> _Written task_
Check each line of the entries below for the string "name"; copy every line where it appears.

-- start of Excerpted records --

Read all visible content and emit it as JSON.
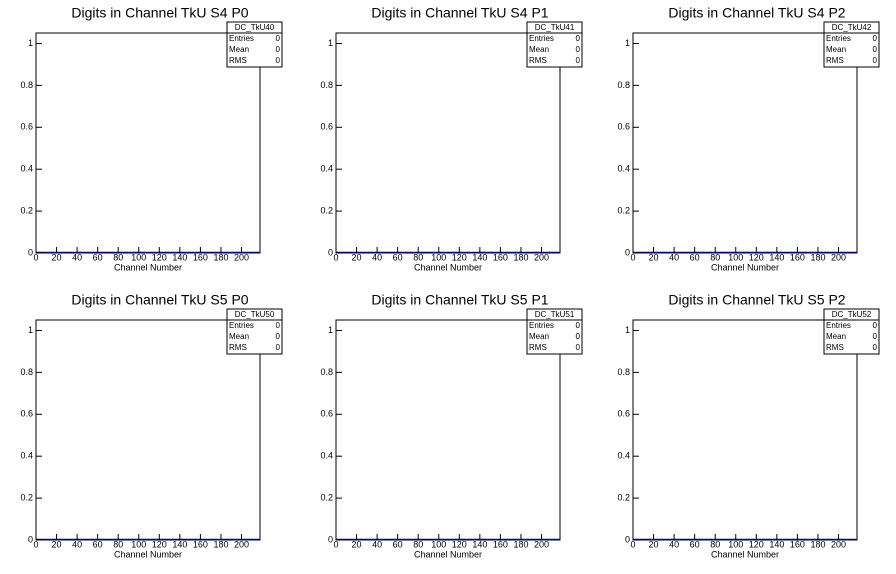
{
  "chart_data": [
    {
      "type": "histogram",
      "title": "Digits in Channel TkU S4 P0",
      "x_label": "Channel Number",
      "xlim": [
        0,
        218
      ],
      "xticks": [
        0,
        20,
        40,
        60,
        80,
        100,
        120,
        140,
        160,
        180,
        200
      ],
      "ylim": [
        0,
        1.05
      ],
      "yticks": [
        0,
        0.2,
        0.4,
        0.6,
        0.8,
        1
      ],
      "color": "#000080",
      "stats": {
        "name": "DC_TkU40",
        "rows": [
          {
            "label": "Entries",
            "value": 0
          },
          {
            "label": "Mean",
            "value": 0
          },
          {
            "label": "RMS",
            "value": 0
          }
        ]
      }
    },
    {
      "type": "histogram",
      "title": "Digits in Channel TkU S4 P1",
      "x_label": "Channel Number",
      "xlim": [
        0,
        218
      ],
      "xticks": [
        0,
        20,
        40,
        60,
        80,
        100,
        120,
        140,
        160,
        180,
        200
      ],
      "ylim": [
        0,
        1.05
      ],
      "yticks": [
        0,
        0.2,
        0.4,
        0.6,
        0.8,
        1
      ],
      "color": "#000080",
      "stats": {
        "name": "DC_TkU41",
        "rows": [
          {
            "label": "Entries",
            "value": 0
          },
          {
            "label": "Mean",
            "value": 0
          },
          {
            "label": "RMS",
            "value": 0
          }
        ]
      }
    },
    {
      "type": "histogram",
      "title": "Digits in Channel TkU S4 P2",
      "x_label": "Channel Number",
      "xlim": [
        0,
        218
      ],
      "xticks": [
        0,
        20,
        40,
        60,
        80,
        100,
        120,
        140,
        160,
        180,
        200
      ],
      "ylim": [
        0,
        1.05
      ],
      "yticks": [
        0,
        0.2,
        0.4,
        0.6,
        0.8,
        1
      ],
      "color": "#000080",
      "stats": {
        "name": "DC_TkU42",
        "rows": [
          {
            "label": "Entries",
            "value": 0
          },
          {
            "label": "Mean",
            "value": 0
          },
          {
            "label": "RMS",
            "value": 0
          }
        ]
      }
    },
    {
      "type": "histogram",
      "title": "Digits in Channel TkU S5 P0",
      "x_label": "Channel Number",
      "xlim": [
        0,
        218
      ],
      "xticks": [
        0,
        20,
        40,
        60,
        80,
        100,
        120,
        140,
        160,
        180,
        200
      ],
      "ylim": [
        0,
        1.05
      ],
      "yticks": [
        0,
        0.2,
        0.4,
        0.6,
        0.8,
        1
      ],
      "color": "#000080",
      "stats": {
        "name": "DC_TkU50",
        "rows": [
          {
            "label": "Entries",
            "value": 0
          },
          {
            "label": "Mean",
            "value": 0
          },
          {
            "label": "RMS",
            "value": 0
          }
        ]
      }
    },
    {
      "type": "histogram",
      "title": "Digits in Channel TkU S5 P1",
      "x_label": "Channel Number",
      "xlim": [
        0,
        218
      ],
      "xticks": [
        0,
        20,
        40,
        60,
        80,
        100,
        120,
        140,
        160,
        180,
        200
      ],
      "ylim": [
        0,
        1.05
      ],
      "yticks": [
        0,
        0.2,
        0.4,
        0.6,
        0.8,
        1
      ],
      "color": "#000080",
      "stats": {
        "name": "DC_TkU51",
        "rows": [
          {
            "label": "Entries",
            "value": 0
          },
          {
            "label": "Mean",
            "value": 0
          },
          {
            "label": "RMS",
            "value": 0
          }
        ]
      }
    },
    {
      "type": "histogram",
      "title": "Digits in Channel TkU S5 P2",
      "x_label": "Channel Number",
      "xlim": [
        0,
        218
      ],
      "xticks": [
        0,
        20,
        40,
        60,
        80,
        100,
        120,
        140,
        160,
        180,
        200
      ],
      "ylim": [
        0,
        1.05
      ],
      "yticks": [
        0,
        0.2,
        0.4,
        0.6,
        0.8,
        1
      ],
      "color": "#000080",
      "stats": {
        "name": "DC_TkU52",
        "rows": [
          {
            "label": "Entries",
            "value": 0
          },
          {
            "label": "Mean",
            "value": 0
          },
          {
            "label": "RMS",
            "value": 0
          }
        ]
      }
    }
  ]
}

-- end of Excerpted records --

> _Task answer_
        "name": "DC_TkU40",
        "name": "DC_TkU41",
        "name": "DC_TkU42",
        "name": "DC_TkU50",
        "name": "DC_TkU51",
        "name": "DC_TkU52",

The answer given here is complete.